RECORDS TO USE:

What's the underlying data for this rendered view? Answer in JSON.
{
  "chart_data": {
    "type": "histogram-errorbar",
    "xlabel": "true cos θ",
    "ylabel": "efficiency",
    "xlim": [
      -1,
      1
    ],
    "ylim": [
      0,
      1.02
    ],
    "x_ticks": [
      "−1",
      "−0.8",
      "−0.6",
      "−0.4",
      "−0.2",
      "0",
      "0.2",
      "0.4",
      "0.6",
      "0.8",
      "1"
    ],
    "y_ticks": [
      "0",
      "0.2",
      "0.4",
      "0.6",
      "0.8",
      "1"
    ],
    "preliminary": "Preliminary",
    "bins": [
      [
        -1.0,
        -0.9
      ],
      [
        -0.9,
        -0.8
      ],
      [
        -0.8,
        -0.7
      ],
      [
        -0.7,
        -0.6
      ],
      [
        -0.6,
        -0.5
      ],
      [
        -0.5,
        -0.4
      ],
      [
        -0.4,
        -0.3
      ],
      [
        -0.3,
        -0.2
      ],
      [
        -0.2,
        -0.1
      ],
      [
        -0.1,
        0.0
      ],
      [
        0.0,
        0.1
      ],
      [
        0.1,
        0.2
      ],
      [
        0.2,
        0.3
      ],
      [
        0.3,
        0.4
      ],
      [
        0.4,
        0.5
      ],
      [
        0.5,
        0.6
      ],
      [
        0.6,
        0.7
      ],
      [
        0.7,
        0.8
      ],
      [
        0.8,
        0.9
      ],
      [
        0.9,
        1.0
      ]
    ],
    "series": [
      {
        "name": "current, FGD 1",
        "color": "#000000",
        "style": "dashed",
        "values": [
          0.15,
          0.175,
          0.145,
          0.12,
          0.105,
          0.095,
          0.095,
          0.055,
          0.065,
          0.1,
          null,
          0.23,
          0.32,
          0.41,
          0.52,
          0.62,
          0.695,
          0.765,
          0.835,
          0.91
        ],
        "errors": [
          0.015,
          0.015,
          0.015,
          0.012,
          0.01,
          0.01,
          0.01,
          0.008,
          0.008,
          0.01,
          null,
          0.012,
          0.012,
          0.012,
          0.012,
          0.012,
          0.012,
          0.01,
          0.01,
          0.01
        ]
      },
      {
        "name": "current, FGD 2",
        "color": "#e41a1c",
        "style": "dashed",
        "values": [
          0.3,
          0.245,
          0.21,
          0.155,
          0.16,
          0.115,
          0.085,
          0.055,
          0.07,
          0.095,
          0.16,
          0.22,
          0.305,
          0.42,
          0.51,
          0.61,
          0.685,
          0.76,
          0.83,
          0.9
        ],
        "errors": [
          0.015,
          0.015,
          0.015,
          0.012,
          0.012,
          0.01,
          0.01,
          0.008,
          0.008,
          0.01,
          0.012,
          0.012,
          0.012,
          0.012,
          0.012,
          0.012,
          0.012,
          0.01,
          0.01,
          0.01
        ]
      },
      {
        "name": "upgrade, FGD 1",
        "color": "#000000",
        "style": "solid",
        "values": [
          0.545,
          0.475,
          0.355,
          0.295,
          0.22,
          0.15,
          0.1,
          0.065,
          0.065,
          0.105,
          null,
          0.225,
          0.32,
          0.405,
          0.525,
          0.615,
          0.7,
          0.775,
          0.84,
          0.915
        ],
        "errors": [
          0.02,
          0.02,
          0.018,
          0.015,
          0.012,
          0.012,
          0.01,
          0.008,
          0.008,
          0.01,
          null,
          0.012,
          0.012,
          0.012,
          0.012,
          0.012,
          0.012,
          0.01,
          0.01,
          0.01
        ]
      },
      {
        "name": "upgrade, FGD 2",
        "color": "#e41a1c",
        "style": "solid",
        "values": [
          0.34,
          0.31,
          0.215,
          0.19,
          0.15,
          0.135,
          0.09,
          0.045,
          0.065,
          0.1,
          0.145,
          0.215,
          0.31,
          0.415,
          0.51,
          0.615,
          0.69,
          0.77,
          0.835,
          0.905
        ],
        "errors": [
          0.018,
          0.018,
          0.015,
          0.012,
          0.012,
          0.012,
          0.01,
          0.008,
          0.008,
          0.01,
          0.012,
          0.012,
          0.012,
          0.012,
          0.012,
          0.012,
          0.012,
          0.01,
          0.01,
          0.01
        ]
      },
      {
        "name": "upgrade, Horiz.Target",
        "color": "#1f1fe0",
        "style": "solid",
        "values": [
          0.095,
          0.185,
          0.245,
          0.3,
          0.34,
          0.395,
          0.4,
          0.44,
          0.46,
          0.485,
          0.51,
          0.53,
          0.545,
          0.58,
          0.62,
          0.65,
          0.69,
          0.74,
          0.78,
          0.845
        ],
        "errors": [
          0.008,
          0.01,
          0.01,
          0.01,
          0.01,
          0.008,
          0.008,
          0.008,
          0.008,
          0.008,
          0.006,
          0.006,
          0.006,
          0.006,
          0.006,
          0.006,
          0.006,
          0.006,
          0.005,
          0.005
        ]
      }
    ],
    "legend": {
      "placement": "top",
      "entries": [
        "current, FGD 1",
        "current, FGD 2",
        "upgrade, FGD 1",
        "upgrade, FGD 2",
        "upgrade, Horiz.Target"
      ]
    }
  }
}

AIM OF THE EXERCISE: Gather every line containing the word "Horiz" and copy it.

SOLUTION TO THIS TASK:
        "name": "upgrade, Horiz.Target",
        "upgrade, Horiz.Target"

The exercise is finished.